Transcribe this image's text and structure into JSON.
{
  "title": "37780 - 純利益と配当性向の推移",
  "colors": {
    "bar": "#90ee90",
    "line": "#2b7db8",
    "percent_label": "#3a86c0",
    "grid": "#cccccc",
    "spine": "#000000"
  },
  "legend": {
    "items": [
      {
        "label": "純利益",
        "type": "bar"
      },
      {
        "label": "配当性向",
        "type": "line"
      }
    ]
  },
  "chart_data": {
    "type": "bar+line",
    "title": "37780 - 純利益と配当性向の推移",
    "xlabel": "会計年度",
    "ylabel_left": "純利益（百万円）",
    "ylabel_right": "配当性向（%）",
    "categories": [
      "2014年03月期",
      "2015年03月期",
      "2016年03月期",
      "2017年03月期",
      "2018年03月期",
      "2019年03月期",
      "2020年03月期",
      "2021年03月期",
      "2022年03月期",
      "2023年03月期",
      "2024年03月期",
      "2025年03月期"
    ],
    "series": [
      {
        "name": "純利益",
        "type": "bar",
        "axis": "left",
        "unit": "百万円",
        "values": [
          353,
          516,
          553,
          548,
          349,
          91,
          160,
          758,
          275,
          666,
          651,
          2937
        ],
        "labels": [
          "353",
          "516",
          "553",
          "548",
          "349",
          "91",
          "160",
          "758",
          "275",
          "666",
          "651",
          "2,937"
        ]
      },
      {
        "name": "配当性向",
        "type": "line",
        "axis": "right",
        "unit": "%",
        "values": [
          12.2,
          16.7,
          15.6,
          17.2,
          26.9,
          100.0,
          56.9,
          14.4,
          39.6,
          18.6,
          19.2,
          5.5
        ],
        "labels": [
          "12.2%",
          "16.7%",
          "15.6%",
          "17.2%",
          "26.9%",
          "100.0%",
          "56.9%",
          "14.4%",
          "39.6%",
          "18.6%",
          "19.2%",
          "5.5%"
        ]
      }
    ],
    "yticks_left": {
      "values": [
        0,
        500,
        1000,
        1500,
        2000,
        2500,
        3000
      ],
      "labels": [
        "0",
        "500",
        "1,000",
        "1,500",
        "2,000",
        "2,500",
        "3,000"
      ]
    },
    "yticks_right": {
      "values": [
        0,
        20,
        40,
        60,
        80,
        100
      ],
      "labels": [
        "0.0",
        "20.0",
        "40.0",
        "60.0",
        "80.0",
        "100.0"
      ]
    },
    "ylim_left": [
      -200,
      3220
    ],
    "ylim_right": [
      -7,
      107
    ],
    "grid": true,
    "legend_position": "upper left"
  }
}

▶ The request: Every record above should be output exactly.

▶ The output:
Transcribe this image's text and structure into JSON.
{
  "title": "37780 - 純利益と配当性向の推移",
  "colors": {
    "bar": "#90ee90",
    "line": "#2b7db8",
    "percent_label": "#3a86c0",
    "grid": "#cccccc",
    "spine": "#000000"
  },
  "legend": {
    "items": [
      {
        "label": "純利益",
        "type": "bar"
      },
      {
        "label": "配当性向",
        "type": "line"
      }
    ]
  },
  "chart_data": {
    "type": "bar+line",
    "title": "37780 - 純利益と配当性向の推移",
    "xlabel": "会計年度",
    "ylabel_left": "純利益（百万円）",
    "ylabel_right": "配当性向（%）",
    "categories": [
      "2014年03月期",
      "2015年03月期",
      "2016年03月期",
      "2017年03月期",
      "2018年03月期",
      "2019年03月期",
      "2020年03月期",
      "2021年03月期",
      "2022年03月期",
      "2023年03月期",
      "2024年03月期",
      "2025年03月期"
    ],
    "series": [
      {
        "name": "純利益",
        "type": "bar",
        "axis": "left",
        "unit": "百万円",
        "values": [
          353,
          516,
          553,
          548,
          349,
          91,
          160,
          758,
          275,
          666,
          651,
          2937
        ],
        "labels": [
          "353",
          "516",
          "553",
          "548",
          "349",
          "91",
          "160",
          "758",
          "275",
          "666",
          "651",
          "2,937"
        ]
      },
      {
        "name": "配当性向",
        "type": "line",
        "axis": "right",
        "unit": "%",
        "values": [
          12.2,
          16.7,
          15.6,
          17.2,
          26.9,
          100.0,
          56.9,
          14.4,
          39.6,
          18.6,
          19.2,
          5.5
        ],
        "labels": [
          "12.2%",
          "16.7%",
          "15.6%",
          "17.2%",
          "26.9%",
          "100.0%",
          "56.9%",
          "14.4%",
          "39.6%",
          "18.6%",
          "19.2%",
          "5.5%"
        ]
      }
    ],
    "yticks_left": {
      "values": [
        0,
        500,
        1000,
        1500,
        2000,
        2500,
        3000
      ],
      "labels": [
        "0",
        "500",
        "1,000",
        "1,500",
        "2,000",
        "2,500",
        "3,000"
      ]
    },
    "yticks_right": {
      "values": [
        0,
        20,
        40,
        60,
        80,
        100
      ],
      "labels": [
        "0.0",
        "20.0",
        "40.0",
        "60.0",
        "80.0",
        "100.0"
      ]
    },
    "ylim_left": [
      -200,
      3220
    ],
    "ylim_right": [
      -7,
      107
    ],
    "grid": true,
    "legend_position": "upper left"
  }
}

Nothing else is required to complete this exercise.